## [Aim of the task]
Rewrite every one of the rows below as a numbered list, omitting any blank lines.

## [Records supplied]
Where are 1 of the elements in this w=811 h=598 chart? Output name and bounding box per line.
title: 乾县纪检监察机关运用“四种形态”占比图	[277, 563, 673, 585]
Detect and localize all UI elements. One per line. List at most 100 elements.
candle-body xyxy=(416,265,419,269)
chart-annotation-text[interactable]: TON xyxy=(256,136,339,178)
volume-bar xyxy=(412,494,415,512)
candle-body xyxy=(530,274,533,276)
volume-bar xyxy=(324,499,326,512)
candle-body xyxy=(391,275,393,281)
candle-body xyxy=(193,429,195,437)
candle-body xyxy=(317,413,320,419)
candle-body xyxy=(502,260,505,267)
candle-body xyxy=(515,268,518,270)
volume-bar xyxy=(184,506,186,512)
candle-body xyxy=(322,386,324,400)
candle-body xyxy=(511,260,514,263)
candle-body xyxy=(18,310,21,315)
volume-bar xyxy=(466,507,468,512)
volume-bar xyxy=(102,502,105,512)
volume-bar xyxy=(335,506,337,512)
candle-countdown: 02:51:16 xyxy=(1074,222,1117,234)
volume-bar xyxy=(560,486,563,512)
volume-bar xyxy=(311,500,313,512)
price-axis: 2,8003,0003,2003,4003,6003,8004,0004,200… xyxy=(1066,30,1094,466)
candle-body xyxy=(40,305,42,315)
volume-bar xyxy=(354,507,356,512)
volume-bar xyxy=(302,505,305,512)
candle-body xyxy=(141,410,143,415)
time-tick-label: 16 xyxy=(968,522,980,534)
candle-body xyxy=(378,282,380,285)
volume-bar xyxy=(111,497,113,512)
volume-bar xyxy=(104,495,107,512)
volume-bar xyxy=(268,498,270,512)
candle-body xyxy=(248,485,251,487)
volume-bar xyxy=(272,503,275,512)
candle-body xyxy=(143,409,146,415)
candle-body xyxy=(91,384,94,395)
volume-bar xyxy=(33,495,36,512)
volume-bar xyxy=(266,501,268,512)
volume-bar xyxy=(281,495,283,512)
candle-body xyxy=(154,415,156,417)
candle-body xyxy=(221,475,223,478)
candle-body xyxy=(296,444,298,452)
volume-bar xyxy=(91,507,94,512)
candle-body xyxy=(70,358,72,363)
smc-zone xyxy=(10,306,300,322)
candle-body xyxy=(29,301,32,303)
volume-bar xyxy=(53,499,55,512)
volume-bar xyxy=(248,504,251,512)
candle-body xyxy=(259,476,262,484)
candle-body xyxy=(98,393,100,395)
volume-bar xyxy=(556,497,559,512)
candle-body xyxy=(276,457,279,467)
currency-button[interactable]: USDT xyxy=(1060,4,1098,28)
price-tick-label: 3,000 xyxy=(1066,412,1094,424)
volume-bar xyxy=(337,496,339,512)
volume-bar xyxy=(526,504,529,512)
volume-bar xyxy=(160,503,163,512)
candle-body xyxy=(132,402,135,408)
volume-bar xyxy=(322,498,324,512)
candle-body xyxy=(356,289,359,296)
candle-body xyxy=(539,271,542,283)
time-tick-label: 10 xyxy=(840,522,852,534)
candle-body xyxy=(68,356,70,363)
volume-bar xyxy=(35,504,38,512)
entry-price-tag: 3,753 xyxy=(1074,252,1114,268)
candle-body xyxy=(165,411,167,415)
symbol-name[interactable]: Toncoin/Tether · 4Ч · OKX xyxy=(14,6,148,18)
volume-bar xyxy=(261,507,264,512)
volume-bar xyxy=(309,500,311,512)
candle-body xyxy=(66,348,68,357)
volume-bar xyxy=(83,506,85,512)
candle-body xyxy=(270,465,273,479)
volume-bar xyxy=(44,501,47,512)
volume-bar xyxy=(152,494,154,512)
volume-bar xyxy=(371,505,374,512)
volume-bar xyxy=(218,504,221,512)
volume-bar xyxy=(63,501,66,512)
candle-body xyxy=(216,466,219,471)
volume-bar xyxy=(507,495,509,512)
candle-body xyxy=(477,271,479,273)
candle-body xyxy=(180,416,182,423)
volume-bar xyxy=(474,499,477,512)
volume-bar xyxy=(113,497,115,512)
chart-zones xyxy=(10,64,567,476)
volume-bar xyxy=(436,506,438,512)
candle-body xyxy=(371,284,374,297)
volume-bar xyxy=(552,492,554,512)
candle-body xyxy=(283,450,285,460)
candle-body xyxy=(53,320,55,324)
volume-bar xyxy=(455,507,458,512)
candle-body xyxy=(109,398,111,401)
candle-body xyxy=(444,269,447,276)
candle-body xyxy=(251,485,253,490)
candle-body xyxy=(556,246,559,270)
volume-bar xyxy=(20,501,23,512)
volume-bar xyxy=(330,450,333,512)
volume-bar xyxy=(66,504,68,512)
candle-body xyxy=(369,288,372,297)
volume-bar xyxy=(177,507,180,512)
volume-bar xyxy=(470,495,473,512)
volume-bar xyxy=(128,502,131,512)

## [Answer]
1. Where are 1 of the elements in this w=811 h=598 chart? Output name and bounding box per line.
2. title: 乾县纪检监察机关运用“四种形态”占比图	[277, 563, 673, 585]
3. Detect and localize all UI elements. One per line. List at most 100 elements.
4. candle-body xyxy=(416,265,419,269)
5. chart-annotation-text[interactable]: TON xyxy=(256,136,339,178)
6. volume-bar xyxy=(412,494,415,512)
7. candle-body xyxy=(530,274,533,276)
8. volume-bar xyxy=(324,499,326,512)
9. candle-body xyxy=(391,275,393,281)
10. candle-body xyxy=(193,429,195,437)
11. candle-body xyxy=(317,413,320,419)
12. candle-body xyxy=(502,260,505,267)
13. candle-body xyxy=(515,268,518,270)
14. volume-bar xyxy=(184,506,186,512)
15. candle-body xyxy=(322,386,324,400)
16. candle-body xyxy=(511,260,514,263)
17. candle-body xyxy=(18,310,21,315)
18. volume-bar xyxy=(466,507,468,512)
19. volume-bar xyxy=(102,502,105,512)
20. volume-bar xyxy=(335,506,337,512)
21. candle-countdown: 02:51:16 xyxy=(1074,222,1117,234)
22. volume-bar xyxy=(560,486,563,512)
23. volume-bar xyxy=(311,500,313,512)
24. price-axis: 2,8003,0003,2003,4003,6003,8004,0004,200… xyxy=(1066,30,1094,466)
25. candle-body xyxy=(40,305,42,315)
26. volume-bar xyxy=(354,507,356,512)
27. volume-bar xyxy=(302,505,305,512)
28. candle-body xyxy=(141,410,143,415)
29. time-tick-label: 16 xyxy=(968,522,980,534)
30. candle-body xyxy=(378,282,380,285)
31. volume-bar xyxy=(111,497,113,512)
32. volume-bar xyxy=(104,495,107,512)
33. volume-bar xyxy=(268,498,270,512)
34. candle-body xyxy=(248,485,251,487)
35. volume-bar xyxy=(272,503,275,512)
36. candle-body xyxy=(143,409,146,415)
37. candle-body xyxy=(91,384,94,395)
38. volume-bar xyxy=(33,495,36,512)
39. volume-bar xyxy=(266,501,268,512)
40. volume-bar xyxy=(281,495,283,512)
41. candle-body xyxy=(154,415,156,417)
42. candle-body xyxy=(221,475,223,478)
43. candle-body xyxy=(296,444,298,452)
44. volume-bar xyxy=(91,507,94,512)
45. candle-body xyxy=(70,358,72,363)
46. smc-zone xyxy=(10,306,300,322)
47. candle-body xyxy=(29,301,32,303)
48. volume-bar xyxy=(53,499,55,512)
49. volume-bar xyxy=(248,504,251,512)
50. candle-body xyxy=(259,476,262,484)
51. candle-body xyxy=(98,393,100,395)
52. volume-bar xyxy=(556,497,559,512)
53. candle-body xyxy=(276,457,279,467)
54. currency-button[interactable]: USDT xyxy=(1060,4,1098,28)
55. price-tick-label: 3,000 xyxy=(1066,412,1094,424)
56. volume-bar xyxy=(337,496,339,512)
57. volume-bar xyxy=(526,504,529,512)
58. volume-bar xyxy=(160,503,163,512)
59. candle-body xyxy=(132,402,135,408)
60. volume-bar xyxy=(322,498,324,512)
61. candle-body xyxy=(356,289,359,296)
62. candle-body xyxy=(539,271,542,283)
63. time-tick-label: 10 xyxy=(840,522,852,534)
64. candle-body xyxy=(68,356,70,363)
65. volume-bar xyxy=(35,504,38,512)
66. entry-price-tag: 3,753 xyxy=(1074,252,1114,268)
67. candle-body xyxy=(165,411,167,415)
68. symbol-name[interactable]: Toncoin/Tether · 4Ч · OKX xyxy=(14,6,148,18)
69. volume-bar xyxy=(261,507,264,512)
70. volume-bar xyxy=(309,500,311,512)
71. candle-body xyxy=(66,348,68,357)
72. volume-bar xyxy=(83,506,85,512)
73. candle-body xyxy=(270,465,273,479)
74. volume-bar xyxy=(44,501,47,512)
75. volume-bar xyxy=(152,494,154,512)
76. volume-bar xyxy=(371,505,374,512)
77. volume-bar xyxy=(218,504,221,512)
78. volume-bar xyxy=(63,501,66,512)
79. candle-body xyxy=(216,466,219,471)
80. volume-bar xyxy=(507,495,509,512)
81. candle-body xyxy=(477,271,479,273)
82. candle-body xyxy=(180,416,182,423)
83. volume-bar xyxy=(474,499,477,512)
84. volume-bar xyxy=(113,497,115,512)
85. chart-zones xyxy=(10,64,567,476)
86. volume-bar xyxy=(436,506,438,512)
87. candle-body xyxy=(371,284,374,297)
88. volume-bar xyxy=(552,492,554,512)
89. candle-body xyxy=(283,450,285,460)
90. candle-body xyxy=(53,320,55,324)
91. volume-bar xyxy=(455,507,458,512)
92. candle-body xyxy=(109,398,111,401)
93. candle-body xyxy=(444,269,447,276)
94. candle-body xyxy=(251,485,253,490)
95. candle-body xyxy=(556,246,559,270)
96. volume-bar xyxy=(20,501,23,512)
97. volume-bar xyxy=(330,450,333,512)
98. volume-bar xyxy=(66,504,68,512)
99. candle-body xyxy=(369,288,372,297)
100. volume-bar xyxy=(177,507,180,512)
101. volume-bar xyxy=(470,495,473,512)
102. volume-bar xyxy=(128,502,131,512)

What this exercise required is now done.